• _SUPPLIED DATA_

⟨

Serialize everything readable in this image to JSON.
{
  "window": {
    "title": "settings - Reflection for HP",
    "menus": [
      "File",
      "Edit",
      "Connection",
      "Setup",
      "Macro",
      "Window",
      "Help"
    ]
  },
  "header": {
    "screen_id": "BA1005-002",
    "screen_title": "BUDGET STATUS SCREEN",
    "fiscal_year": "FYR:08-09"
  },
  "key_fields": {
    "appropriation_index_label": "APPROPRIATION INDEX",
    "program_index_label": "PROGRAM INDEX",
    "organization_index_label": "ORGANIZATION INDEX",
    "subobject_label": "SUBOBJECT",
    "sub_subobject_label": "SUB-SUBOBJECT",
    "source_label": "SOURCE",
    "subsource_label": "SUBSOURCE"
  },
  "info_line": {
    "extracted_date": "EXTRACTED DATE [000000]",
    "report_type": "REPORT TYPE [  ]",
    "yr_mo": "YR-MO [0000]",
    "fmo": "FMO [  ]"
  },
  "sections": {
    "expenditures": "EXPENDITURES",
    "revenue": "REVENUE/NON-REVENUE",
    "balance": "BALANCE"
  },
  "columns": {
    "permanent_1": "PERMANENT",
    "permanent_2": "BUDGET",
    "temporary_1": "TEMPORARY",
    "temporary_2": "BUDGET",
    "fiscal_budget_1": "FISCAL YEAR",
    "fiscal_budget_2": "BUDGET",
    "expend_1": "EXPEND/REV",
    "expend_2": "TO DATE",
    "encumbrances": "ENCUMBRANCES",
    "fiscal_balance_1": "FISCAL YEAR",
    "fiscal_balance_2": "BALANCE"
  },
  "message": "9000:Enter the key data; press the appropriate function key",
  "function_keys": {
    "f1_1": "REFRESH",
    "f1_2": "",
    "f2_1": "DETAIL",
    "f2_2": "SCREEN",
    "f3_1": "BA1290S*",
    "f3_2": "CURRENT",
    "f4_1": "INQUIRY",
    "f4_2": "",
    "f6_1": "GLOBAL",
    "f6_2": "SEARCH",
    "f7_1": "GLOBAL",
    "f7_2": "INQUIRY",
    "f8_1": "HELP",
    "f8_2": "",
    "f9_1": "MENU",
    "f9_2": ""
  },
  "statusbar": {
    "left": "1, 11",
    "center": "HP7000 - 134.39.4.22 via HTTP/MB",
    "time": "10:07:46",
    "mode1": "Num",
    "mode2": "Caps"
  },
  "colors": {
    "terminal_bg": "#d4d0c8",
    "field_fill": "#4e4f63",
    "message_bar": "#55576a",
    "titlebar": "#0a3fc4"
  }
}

⟩

• _WHAT YOU HAVE TO DO_
Copy out all lines above that include the string "DATE".

• _RESPONSE TO THE EXERCISE_
    "extracted_date": "EXTRACTED DATE [000000]",
    "expend_2": "TO DATE",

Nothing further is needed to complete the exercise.